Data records
------------------------

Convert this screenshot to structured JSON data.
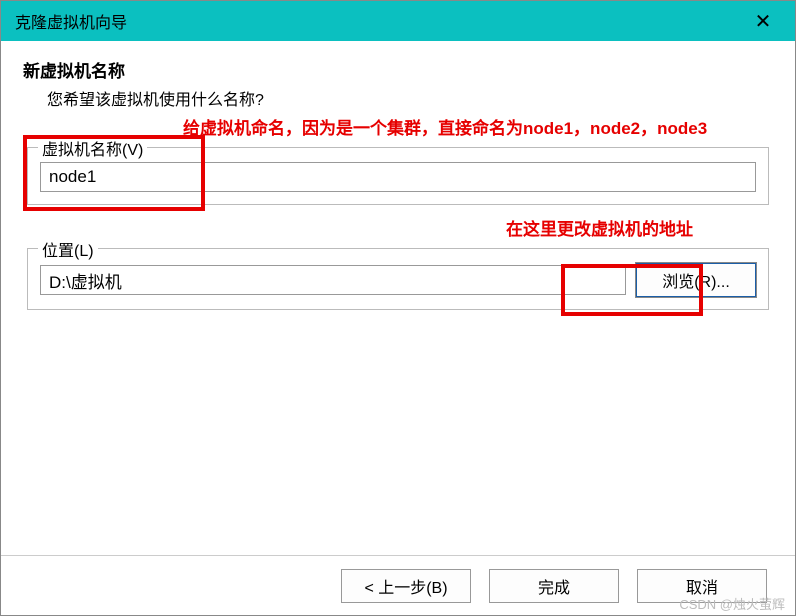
{
  "titlebar": {
    "title": "克隆虚拟机向导"
  },
  "header": {
    "heading": "新虚拟机名称",
    "subheading": "您希望该虚拟机使用什么名称?"
  },
  "annotations": {
    "naming_hint": "给虚拟机命名，因为是一个集群，直接命名为node1，node2，node3",
    "location_hint": "在这里更改虚拟机的地址"
  },
  "fields": {
    "name": {
      "legend": "虚拟机名称(V)",
      "value": "node1"
    },
    "location": {
      "legend": "位置(L)",
      "value": "D:\\虚拟机",
      "browse_label": "浏览(R)..."
    }
  },
  "footer": {
    "back": "< 上一步(B)",
    "finish": "完成",
    "cancel": "取消"
  },
  "watermark": "CSDN @烛火萤辉"
}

------------------------

- **Work to be completed**:
Return all of the data exactly as written, and drop the pictures.

- **Answer to this task**:
Convert this screenshot to structured JSON data.
{
  "titlebar": {
    "title": "克隆虚拟机向导"
  },
  "header": {
    "heading": "新虚拟机名称",
    "subheading": "您希望该虚拟机使用什么名称?"
  },
  "annotations": {
    "naming_hint": "给虚拟机命名，因为是一个集群，直接命名为node1，node2，node3",
    "location_hint": "在这里更改虚拟机的地址"
  },
  "fields": {
    "name": {
      "legend": "虚拟机名称(V)",
      "value": "node1"
    },
    "location": {
      "legend": "位置(L)",
      "value": "D:\\虚拟机",
      "browse_label": "浏览(R)..."
    }
  },
  "footer": {
    "back": "< 上一步(B)",
    "finish": "完成",
    "cancel": "取消"
  },
  "watermark": "CSDN @烛火萤辉"
}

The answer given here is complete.